DO THIS:
Pictures do not belong in the copy. Return all of the entries exactly.

Source data:

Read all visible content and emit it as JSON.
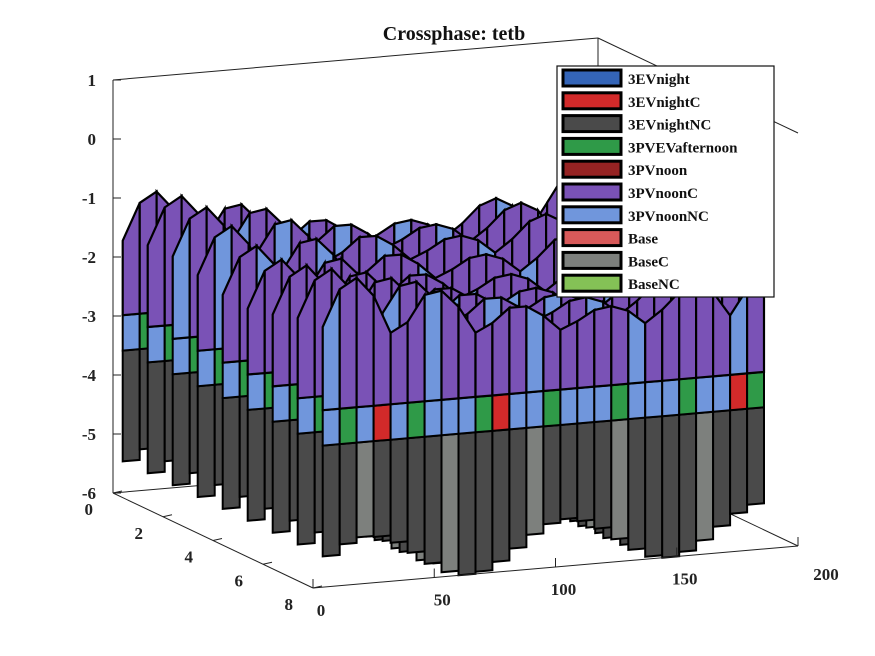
{
  "chart_data": {
    "type": "surface3d",
    "title": "Crossphase: tetb",
    "xlabel": "",
    "ylabel": "",
    "zlabel": "",
    "x_axis": {
      "range": [
        0,
        200
      ],
      "ticks": [
        "0",
        "50",
        "100",
        "150",
        "200"
      ]
    },
    "y_axis": {
      "range": [
        0,
        8
      ],
      "ticks": [
        "0",
        "2",
        "4",
        "6",
        "8"
      ]
    },
    "z_axis": {
      "range": [
        -6,
        1
      ],
      "ticks": [
        "1",
        "0",
        "-1",
        "-2",
        "-3",
        "-4",
        "-5",
        "-6"
      ]
    },
    "legend_position": "top-right",
    "series": [
      {
        "name": "3EVnight",
        "color": "#3465b8"
      },
      {
        "name": "3EVnightC",
        "color": "#d22a2a"
      },
      {
        "name": "3EVnightNC",
        "color": "#4a4a4a"
      },
      {
        "name": "3PVEVafternoon",
        "color": "#2f9a48"
      },
      {
        "name": "3PVnoon",
        "color": "#962323"
      },
      {
        "name": "3PVnoonC",
        "color": "#7a52b6"
      },
      {
        "name": "3PVnoonNC",
        "color": "#7096dc"
      },
      {
        "name": "Base",
        "color": "#d85a5a"
      },
      {
        "name": "BaseC",
        "color": "#7d807d"
      },
      {
        "name": "BaseNC",
        "color": "#84c156"
      }
    ]
  }
}
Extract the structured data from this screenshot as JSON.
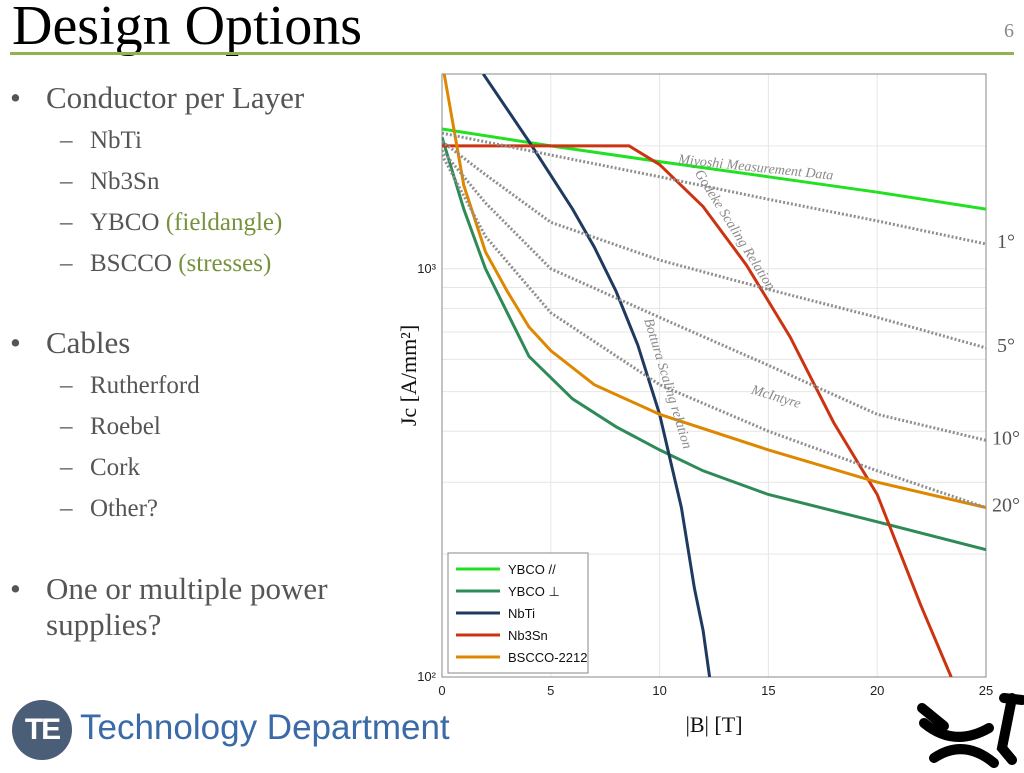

TASK OUTPUT:
Read all visible content and emit it as JSON.
{
  "chart_data": {
    "type": "surface3d",
    "title": "Crossphase: tetb",
    "xlabel": "",
    "ylabel": "",
    "zlabel": "",
    "x_axis": {
      "range": [
        0,
        200
      ],
      "ticks": [
        "0",
        "50",
        "100",
        "150",
        "200"
      ]
    },
    "y_axis": {
      "range": [
        0,
        8
      ],
      "ticks": [
        "0",
        "2",
        "4",
        "6",
        "8"
      ]
    },
    "z_axis": {
      "range": [
        -6,
        1
      ],
      "ticks": [
        "1",
        "0",
        "-1",
        "-2",
        "-3",
        "-4",
        "-5",
        "-6"
      ]
    },
    "legend_position": "top-right",
    "series": [
      {
        "name": "3EVnight",
        "color": "#3465b8"
      },
      {
        "name": "3EVnightC",
        "color": "#d22a2a"
      },
      {
        "name": "3EVnightNC",
        "color": "#4a4a4a"
      },
      {
        "name": "3PVEVafternoon",
        "color": "#2f9a48"
      },
      {
        "name": "3PVnoon",
        "color": "#962323"
      },
      {
        "name": "3PVnoonC",
        "color": "#7a52b6"
      },
      {
        "name": "3PVnoonNC",
        "color": "#7096dc"
      },
      {
        "name": "Base",
        "color": "#d85a5a"
      },
      {
        "name": "BaseC",
        "color": "#7d807d"
      },
      {
        "name": "BaseNC",
        "color": "#84c156"
      }
    ]
  }
}
Extract the structured data from this screenshot as JSON.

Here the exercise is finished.